> **Work to do**:
Your task is to print all of the material verbatim.

_ _ _ _ _

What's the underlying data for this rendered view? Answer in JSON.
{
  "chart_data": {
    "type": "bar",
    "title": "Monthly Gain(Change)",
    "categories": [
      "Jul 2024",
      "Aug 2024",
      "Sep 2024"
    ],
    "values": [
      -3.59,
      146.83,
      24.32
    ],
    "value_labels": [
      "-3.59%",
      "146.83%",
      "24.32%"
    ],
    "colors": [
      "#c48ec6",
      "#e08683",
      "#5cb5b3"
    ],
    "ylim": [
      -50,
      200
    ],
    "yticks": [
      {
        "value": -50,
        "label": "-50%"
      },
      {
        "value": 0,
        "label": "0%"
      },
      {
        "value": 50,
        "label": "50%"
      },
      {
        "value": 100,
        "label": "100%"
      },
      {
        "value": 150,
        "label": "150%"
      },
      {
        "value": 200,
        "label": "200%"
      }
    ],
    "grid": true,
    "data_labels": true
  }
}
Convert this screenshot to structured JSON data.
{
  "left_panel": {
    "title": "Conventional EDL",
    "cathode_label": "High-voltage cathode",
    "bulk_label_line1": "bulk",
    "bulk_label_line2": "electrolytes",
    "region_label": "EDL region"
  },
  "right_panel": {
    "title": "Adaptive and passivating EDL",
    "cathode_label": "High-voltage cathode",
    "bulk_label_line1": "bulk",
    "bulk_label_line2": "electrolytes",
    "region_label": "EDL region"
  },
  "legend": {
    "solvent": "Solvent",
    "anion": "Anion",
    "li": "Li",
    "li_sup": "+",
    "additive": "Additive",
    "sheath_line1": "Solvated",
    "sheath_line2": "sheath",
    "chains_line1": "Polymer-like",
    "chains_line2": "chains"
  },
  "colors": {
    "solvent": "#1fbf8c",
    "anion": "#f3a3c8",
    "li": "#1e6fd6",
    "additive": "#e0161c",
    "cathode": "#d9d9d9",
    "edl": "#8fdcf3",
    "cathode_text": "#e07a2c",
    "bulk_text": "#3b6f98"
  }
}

_ _ _ _ _

> **Result of the exercise**:
What's the underlying data for this rendered view? Answer in JSON.
{
  "chart_data": {
    "type": "bar",
    "title": "Monthly Gain(Change)",
    "categories": [
      "Jul 2024",
      "Aug 2024",
      "Sep 2024"
    ],
    "values": [
      -3.59,
      146.83,
      24.32
    ],
    "value_labels": [
      "-3.59%",
      "146.83%",
      "24.32%"
    ],
    "colors": [
      "#c48ec6",
      "#e08683",
      "#5cb5b3"
    ],
    "ylim": [
      -50,
      200
    ],
    "yticks": [
      {
        "value": -50,
        "label": "-50%"
      },
      {
        "value": 0,
        "label": "0%"
      },
      {
        "value": 50,
        "label": "50%"
      },
      {
        "value": 100,
        "label": "100%"
      },
      {
        "value": 150,
        "label": "150%"
      },
      {
        "value": 200,
        "label": "200%"
      }
    ],
    "grid": true,
    "data_labels": true
  }
}
Convert this screenshot to structured JSON data.
{
  "left_panel": {
    "title": "Conventional EDL",
    "cathode_label": "High-voltage cathode",
    "bulk_label_line1": "bulk",
    "bulk_label_line2": "electrolytes",
    "region_label": "EDL region"
  },
  "right_panel": {
    "title": "Adaptive and passivating EDL",
    "cathode_label": "High-voltage cathode",
    "bulk_label_line1": "bulk",
    "bulk_label_line2": "electrolytes",
    "region_label": "EDL region"
  },
  "legend": {
    "solvent": "Solvent",
    "anion": "Anion",
    "li": "Li",
    "li_sup": "+",
    "additive": "Additive",
    "sheath_line1": "Solvated",
    "sheath_line2": "sheath",
    "chains_line1": "Polymer-like",
    "chains_line2": "chains"
  },
  "colors": {
    "solvent": "#1fbf8c",
    "anion": "#f3a3c8",
    "li": "#1e6fd6",
    "additive": "#e0161c",
    "cathode": "#d9d9d9",
    "edl": "#8fdcf3",
    "cathode_text": "#e07a2c",
    "bulk_text": "#3b6f98"
  }
}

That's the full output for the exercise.